**What you should do**.
In the passage on communist historiography, what name does Tony Pecinovsky give to the concerted effort to ignore that history?

**Source passage**.
- - -

CHICAGO—For decades, the field of communist historiography has been dominated by the paranoid readings of the psychology of “totalitarian dictators” and anticommunist treatises against the socialist countries of the world. The study of communist history has been tainted by bad-faith actors making wildly unfounded claims about hundreds of millions murdered by communism. Among scholars who care a bit more about academic integrity, communist history has simply been swept under the rug—especially since 1991, when liberal institutions unanimously declared socialism dead and buried for good.
Tony Pecinovsky, president of the long-standing Marxist press International Publishers, calls this concerted effort to ignore communist historiography the “Red Taboo.” In recent years, though, more scholars and members of the Communist Party USA (CPUSA) themselves have undertaken the task of unearthing this suppressed history.
At the American Historical Association’s yearly conference held this past weekend in Chicago, a panel titled “Reading Communist Subversion in the Black Freedom Struggle” centered on the history of the communist movement in the civil rights struggles of the 20th century. Panelists spoke on W.E.B. Du Bois, Paul Robeson, the Scottsboro Nine case, and other famous civil rights legal battles led by the Communist Party, as well as Black American women’s peace mobilizations during the Cold War.

- - -

**Data shown**.
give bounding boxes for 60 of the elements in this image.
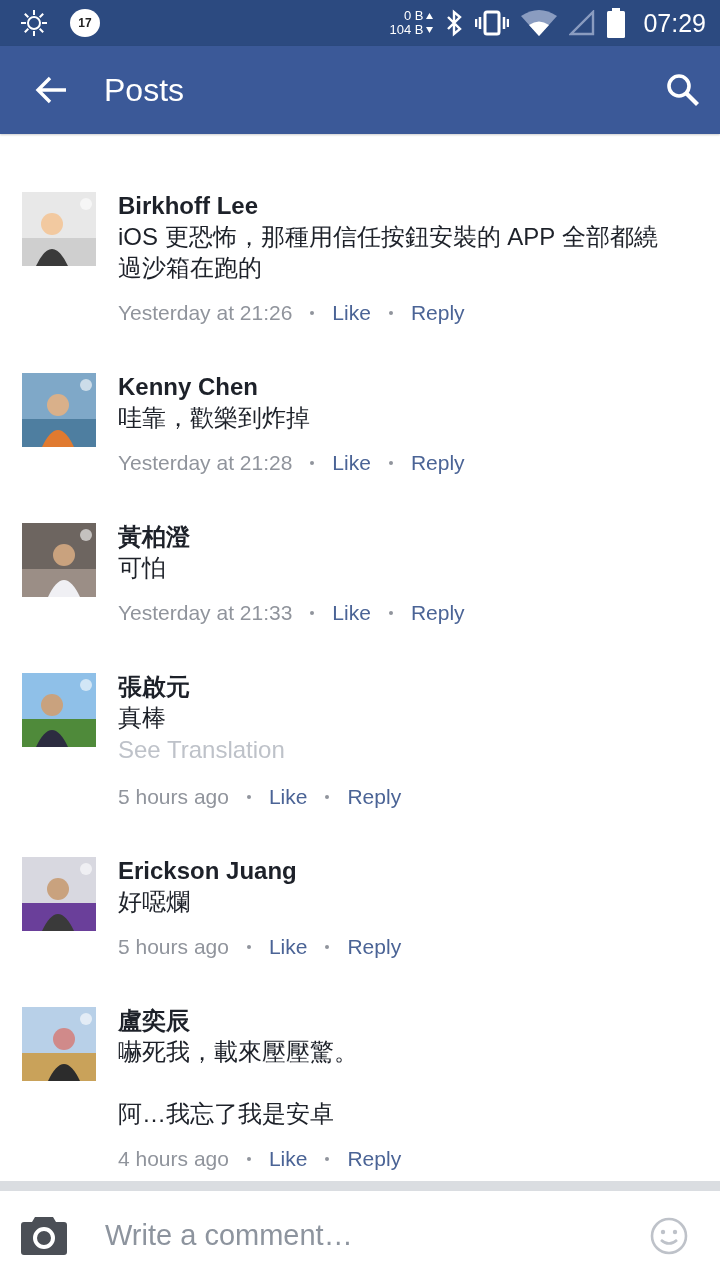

- - -

**Solution to this problem**.
He calls it the "Red Taboo."